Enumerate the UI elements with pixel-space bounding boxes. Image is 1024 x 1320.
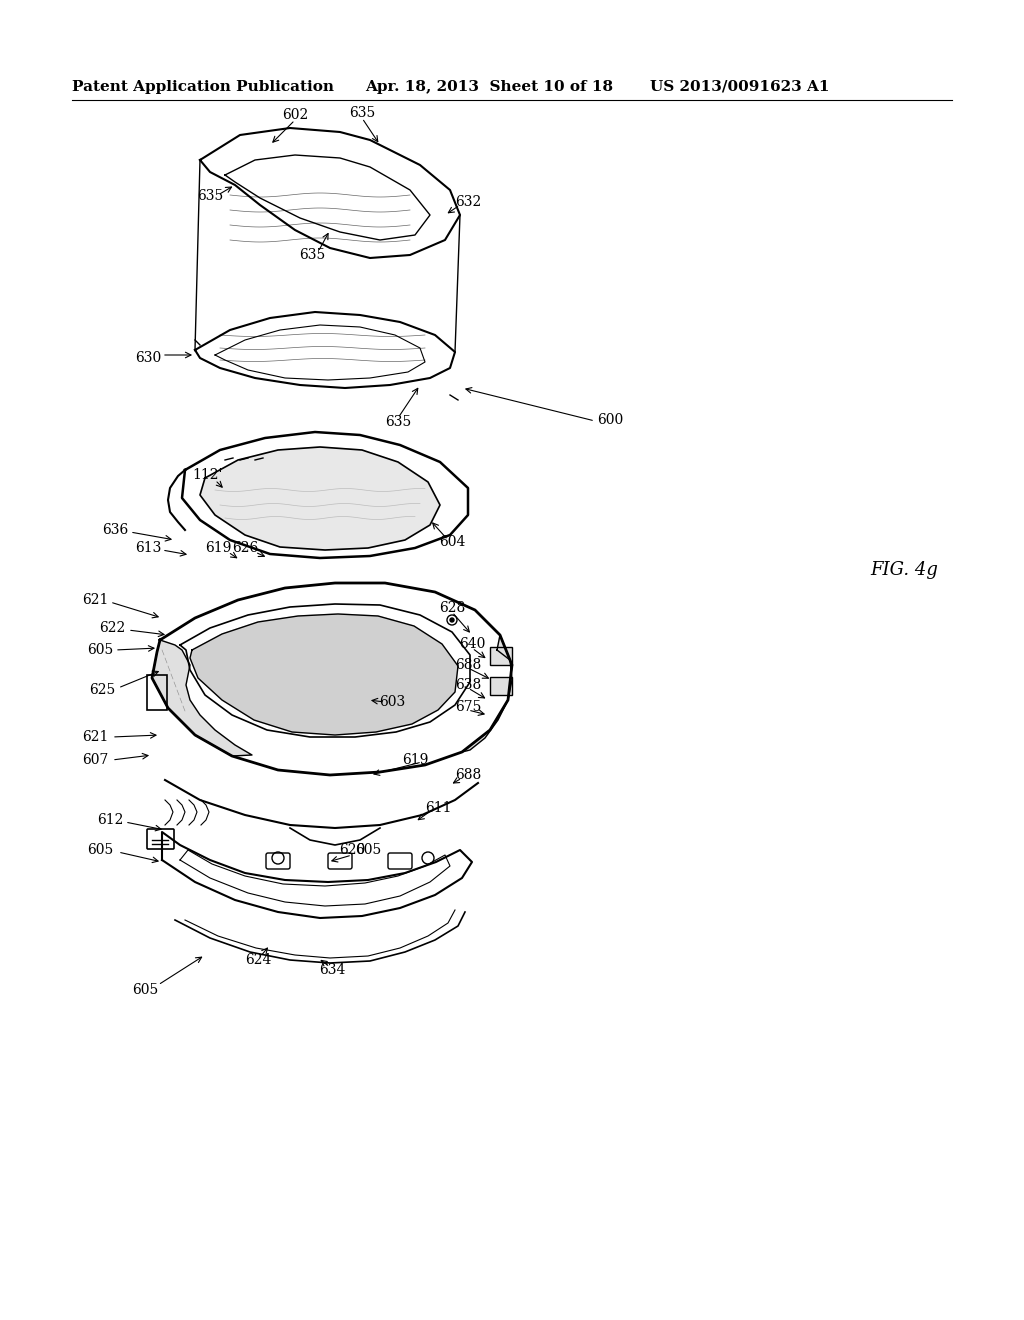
Text: 638: 638 — [455, 678, 481, 692]
Text: 613: 613 — [135, 541, 161, 554]
Text: 600: 600 — [597, 413, 624, 426]
Text: Patent Application Publication: Patent Application Publication — [72, 81, 334, 94]
Text: 675: 675 — [455, 700, 481, 714]
Text: 605: 605 — [355, 843, 381, 857]
Text: 112': 112' — [191, 469, 222, 482]
Text: 624: 624 — [245, 953, 271, 968]
Text: FIG. 4g: FIG. 4g — [870, 561, 938, 579]
Text: 621: 621 — [82, 593, 109, 607]
Text: 605: 605 — [87, 843, 113, 857]
Polygon shape — [152, 640, 252, 756]
Polygon shape — [462, 635, 512, 752]
Text: 635: 635 — [197, 189, 223, 203]
Text: 612: 612 — [97, 813, 123, 828]
Text: Apr. 18, 2013  Sheet 10 of 18: Apr. 18, 2013 Sheet 10 of 18 — [365, 81, 613, 94]
Text: 619: 619 — [205, 541, 231, 554]
Circle shape — [450, 618, 454, 622]
Polygon shape — [190, 614, 458, 735]
Text: 619: 619 — [401, 752, 428, 767]
Text: 603: 603 — [379, 696, 406, 709]
Text: 626: 626 — [231, 541, 258, 554]
Text: 602: 602 — [282, 108, 308, 121]
Polygon shape — [200, 447, 440, 550]
Text: 640: 640 — [459, 638, 485, 651]
Text: 621: 621 — [82, 730, 109, 744]
Bar — [490, 647, 512, 665]
Text: 635: 635 — [385, 414, 411, 429]
Text: 622: 622 — [99, 620, 125, 635]
Text: 611: 611 — [425, 801, 452, 814]
Text: 630: 630 — [135, 351, 161, 366]
Text: 688: 688 — [455, 657, 481, 672]
Text: 625: 625 — [89, 682, 115, 697]
Text: 605: 605 — [132, 983, 158, 997]
Text: 634: 634 — [318, 964, 345, 977]
Text: 628: 628 — [439, 601, 465, 615]
Text: US 2013/0091623 A1: US 2013/0091623 A1 — [650, 81, 829, 94]
Text: 607: 607 — [82, 752, 109, 767]
Text: 604: 604 — [439, 535, 465, 549]
Text: 605: 605 — [87, 643, 113, 657]
Text: 636: 636 — [101, 523, 128, 537]
Bar — [147, 675, 167, 710]
Text: 635: 635 — [349, 106, 375, 120]
Text: 632: 632 — [455, 195, 481, 209]
Text: 688: 688 — [455, 768, 481, 781]
Text: 635: 635 — [299, 248, 326, 261]
Bar — [490, 677, 512, 696]
Text: 620: 620 — [339, 843, 366, 857]
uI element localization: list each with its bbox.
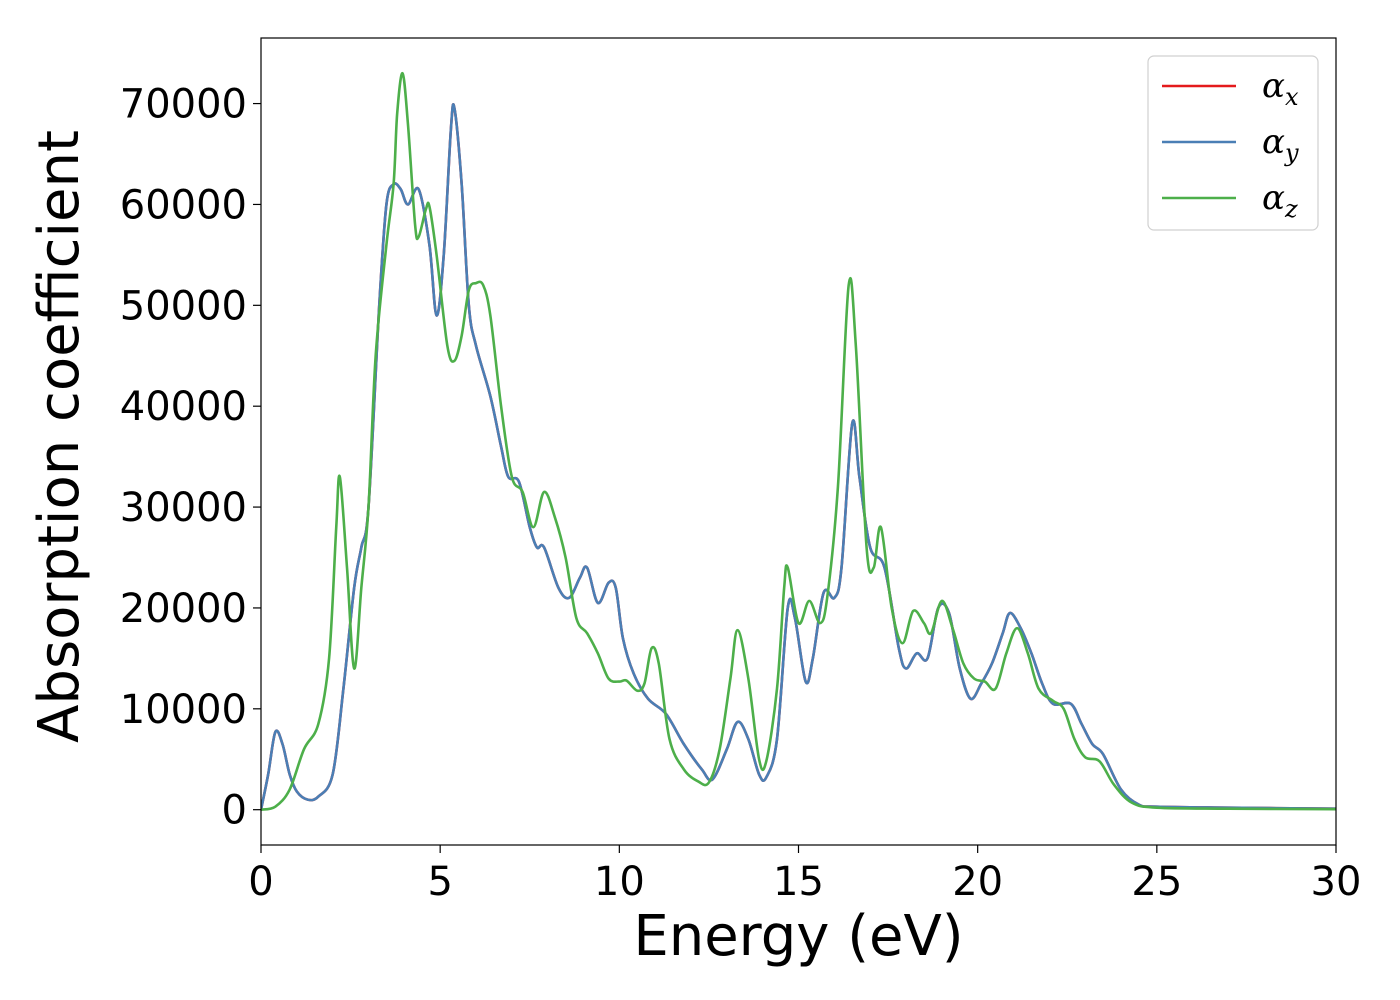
y-tick-label: 30000 (120, 485, 247, 531)
legend-label-x: αx (1262, 66, 1299, 111)
x-tick-label: 15 (773, 859, 824, 905)
legend-subscript: z (1284, 195, 1298, 223)
y-tick-label: 40000 (120, 384, 247, 430)
legend-subscript: y (1284, 139, 1299, 167)
y-tick-label: 70000 (120, 82, 247, 128)
y-axis: 0 10000 20000 30000 40000 50000 60000 70000 (120, 82, 261, 834)
legend-subscript: x (1285, 83, 1299, 111)
series-lines (261, 72, 1336, 811)
legend-symbol: α (1262, 178, 1285, 218)
x-tick-label: 20 (952, 859, 1003, 905)
series-line-z (261, 72, 1336, 811)
x-tick-label: 25 (1131, 859, 1182, 905)
x-axis-title: Energy (eV) (633, 904, 963, 969)
legend-symbol: α (1262, 122, 1285, 162)
y-axis-title: Absorption coefficient (27, 130, 92, 743)
legend-label-y: αy (1262, 122, 1299, 167)
x-tick-label: 0 (248, 859, 273, 905)
legend-label-z: αz (1262, 178, 1298, 223)
x-tick-label: 10 (594, 859, 645, 905)
y-tick-label: 10000 (120, 687, 247, 733)
x-tick-label: 30 (1311, 859, 1362, 905)
x-axis: 0 5 10 15 20 25 30 (248, 845, 1361, 905)
y-tick-label: 60000 (120, 182, 247, 228)
series-line-y (261, 103, 1336, 810)
legend-symbol: α (1262, 66, 1285, 106)
x-tick-label: 5 (427, 859, 452, 905)
y-tick-label: 50000 (120, 283, 247, 329)
y-tick-label: 20000 (120, 586, 247, 632)
y-tick-label: 0 (222, 788, 247, 834)
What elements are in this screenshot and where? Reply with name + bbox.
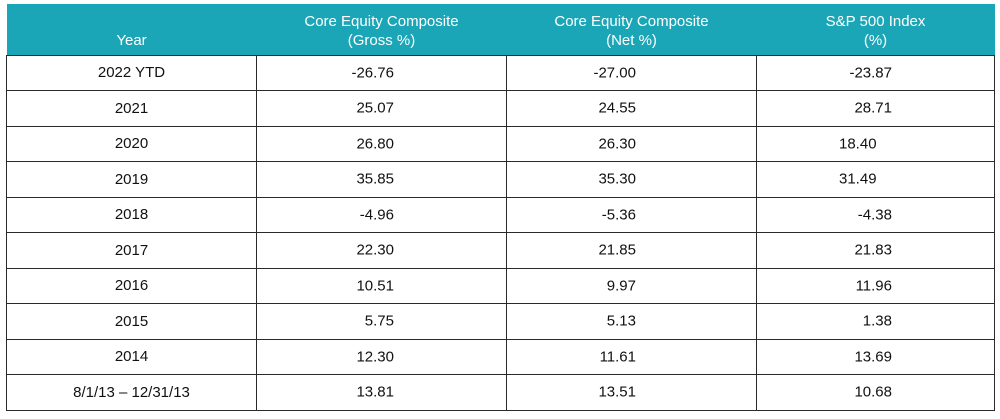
cell-net-value: 13.51 xyxy=(598,383,636,401)
table-row: 2020 26.80 26.30 18.40 xyxy=(6,125,995,162)
cell-gross-value: 10.51 xyxy=(356,277,394,295)
cell-net-value: -5.36 xyxy=(601,206,636,224)
table-row: 2015 5.75 5.13 1.38 xyxy=(6,303,995,340)
cell-sp500-value: 18.40 xyxy=(839,135,877,153)
cell-sp500-value: -23.87 xyxy=(849,64,892,82)
cell-net-value: 21.85 xyxy=(598,241,636,259)
cell-gross: 26.80 xyxy=(256,125,507,162)
cell-sp500: 10.68 xyxy=(756,374,995,411)
table-row: 2017 22.30 21.85 21.83 xyxy=(6,232,995,269)
cell-gross-value: 13.81 xyxy=(356,383,394,401)
cell-year: 2019 xyxy=(6,161,257,198)
cell-year: 2022 YTD xyxy=(6,54,257,91)
cell-year: 2016 xyxy=(6,267,257,304)
cell-year: 2018 xyxy=(6,196,257,233)
cell-net-value: -27.00 xyxy=(593,64,636,82)
cell-year: 8/1/13 – 12/31/13 xyxy=(6,374,257,411)
cell-sp500: 1.38 xyxy=(756,303,995,340)
cell-sp500-value: 28.71 xyxy=(854,99,892,117)
cell-net-value: 24.55 xyxy=(598,99,636,117)
cell-net: -5.36 xyxy=(506,196,757,233)
cell-net: 35.30 xyxy=(506,161,757,198)
cell-sp500: 31.49 xyxy=(756,161,995,198)
cell-gross-value: 26.80 xyxy=(356,135,394,153)
table-row: 2014 12.30 11.61 13.69 xyxy=(6,338,995,375)
table-row: 2021 25.07 24.55 28.71 xyxy=(6,90,995,127)
cell-gross-value: 35.85 xyxy=(356,170,394,188)
cell-net: -27.00 xyxy=(506,54,757,91)
cell-sp500: 28.71 xyxy=(756,90,995,127)
cell-year: 2015 xyxy=(6,303,257,340)
table-row: 2019 35.85 35.30 31.49 xyxy=(6,161,995,198)
cell-sp500-value: 31.49 xyxy=(839,170,877,188)
cell-net: 9.97 xyxy=(506,267,757,304)
cell-year: 2017 xyxy=(6,232,257,269)
cell-gross-value: 12.30 xyxy=(356,348,394,366)
cell-sp500-value: 13.69 xyxy=(854,348,892,366)
header-sp500-line1: S&P 500 Index xyxy=(825,12,926,30)
header-sp500-line2: (%) xyxy=(863,31,888,49)
cell-gross: 35.85 xyxy=(256,161,507,198)
table-header: Year Core Equity Composite (Gross %) Cor… xyxy=(6,4,995,55)
table-body: 2022 YTD -26.76 -27.00 -23.87 2021 25.07… xyxy=(6,54,995,411)
cell-net-value: 11.61 xyxy=(599,348,636,366)
cell-net-value: 35.30 xyxy=(598,170,636,188)
performance-table: Year Core Equity Composite (Gross %) Cor… xyxy=(6,4,995,411)
cell-sp500-value: 11.96 xyxy=(855,277,892,295)
header-net-line1: Core Equity Composite xyxy=(554,12,709,30)
cell-gross: 12.30 xyxy=(256,338,507,375)
cell-net: 24.55 xyxy=(506,90,757,127)
cell-gross: -4.96 xyxy=(256,196,507,233)
cell-net-value: 26.30 xyxy=(598,135,636,153)
cell-sp500: -4.38 xyxy=(756,196,995,233)
table-row: 2022 YTD -26.76 -27.00 -23.87 xyxy=(6,54,995,91)
cell-sp500: 21.83 xyxy=(756,232,995,269)
cell-gross: 25.07 xyxy=(256,90,507,127)
cell-net: 13.51 xyxy=(506,374,757,411)
cell-gross: 22.30 xyxy=(256,232,507,269)
header-gross-line2: (Gross %) xyxy=(347,31,416,49)
header-sp500: S&P 500 Index (%) xyxy=(757,4,995,55)
cell-net: 26.30 xyxy=(506,125,757,162)
cell-sp500-value: 10.68 xyxy=(854,383,892,401)
cell-sp500: 18.40 xyxy=(756,125,995,162)
cell-year: 2020 xyxy=(6,125,257,162)
table-row: 8/1/13 – 12/31/13 13.81 13.51 10.68 xyxy=(6,374,995,411)
cell-year: 2021 xyxy=(6,90,257,127)
table-row: 2016 10.51 9.97 11.96 xyxy=(6,267,995,304)
cell-gross-value: 5.75 xyxy=(364,312,394,330)
cell-sp500: 11.96 xyxy=(756,267,995,304)
cell-gross: 5.75 xyxy=(256,303,507,340)
cell-gross: 10.51 xyxy=(256,267,507,304)
cell-gross-value: 22.30 xyxy=(356,241,394,259)
cell-sp500: -23.87 xyxy=(756,54,995,91)
header-year: Year xyxy=(7,4,257,55)
cell-sp500-value: -4.38 xyxy=(857,206,892,224)
cell-gross: 13.81 xyxy=(256,374,507,411)
cell-net-value: 5.13 xyxy=(606,312,636,330)
header-net: Core Equity Composite (Net %) xyxy=(507,4,757,55)
header-net-line2: (Net %) xyxy=(606,31,657,49)
header-year-line2: Year xyxy=(116,31,147,49)
performance-table-container: Year Core Equity Composite (Gross %) Cor… xyxy=(6,4,995,411)
cell-year: 2014 xyxy=(6,338,257,375)
header-row: Year Core Equity Composite (Gross %) Cor… xyxy=(6,4,995,55)
cell-sp500-value: 21.83 xyxy=(854,241,892,259)
table-row: 2018 -4.96 -5.36 -4.38 xyxy=(6,196,995,233)
cell-gross: -26.76 xyxy=(256,54,507,91)
cell-gross-value: 25.07 xyxy=(356,99,394,117)
cell-sp500: 13.69 xyxy=(756,338,995,375)
header-gross: Core Equity Composite (Gross %) xyxy=(257,4,507,55)
cell-net: 11.61 xyxy=(506,338,757,375)
header-gross-line1: Core Equity Composite xyxy=(304,12,459,30)
cell-gross-value: -26.76 xyxy=(351,64,394,82)
cell-gross-value: -4.96 xyxy=(359,206,394,224)
cell-net: 5.13 xyxy=(506,303,757,340)
cell-sp500-value: 1.38 xyxy=(862,312,892,330)
cell-net: 21.85 xyxy=(506,232,757,269)
cell-net-value: 9.97 xyxy=(606,277,636,295)
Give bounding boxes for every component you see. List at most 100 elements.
◆ ◆ ◆ ◆ ◆
Retype everything from the line containing "y-tick-label: 30000 (120, 485, 247, 531)" down to the line containing "series-line-z (261, 72, 1336, 811)", both included, exactly as those lines appear in the records.

y-tick-label: 30000 (120, 485, 247, 531)
legend-label-x: αx (1262, 66, 1299, 111)
x-tick-label: 15 (773, 859, 824, 905)
legend-subscript: z (1284, 195, 1298, 223)
y-tick-label: 40000 (120, 384, 247, 430)
legend-subscript: y (1284, 139, 1299, 167)
y-tick-label: 70000 (120, 82, 247, 128)
y-axis: 0 10000 20000 30000 40000 50000 60000 70000 (120, 82, 261, 834)
legend-subscript: x (1285, 83, 1299, 111)
series-lines (261, 72, 1336, 811)
legend-symbol: α (1262, 178, 1285, 218)
x-tick-label: 20 (952, 859, 1003, 905)
series-line-z (261, 72, 1336, 811)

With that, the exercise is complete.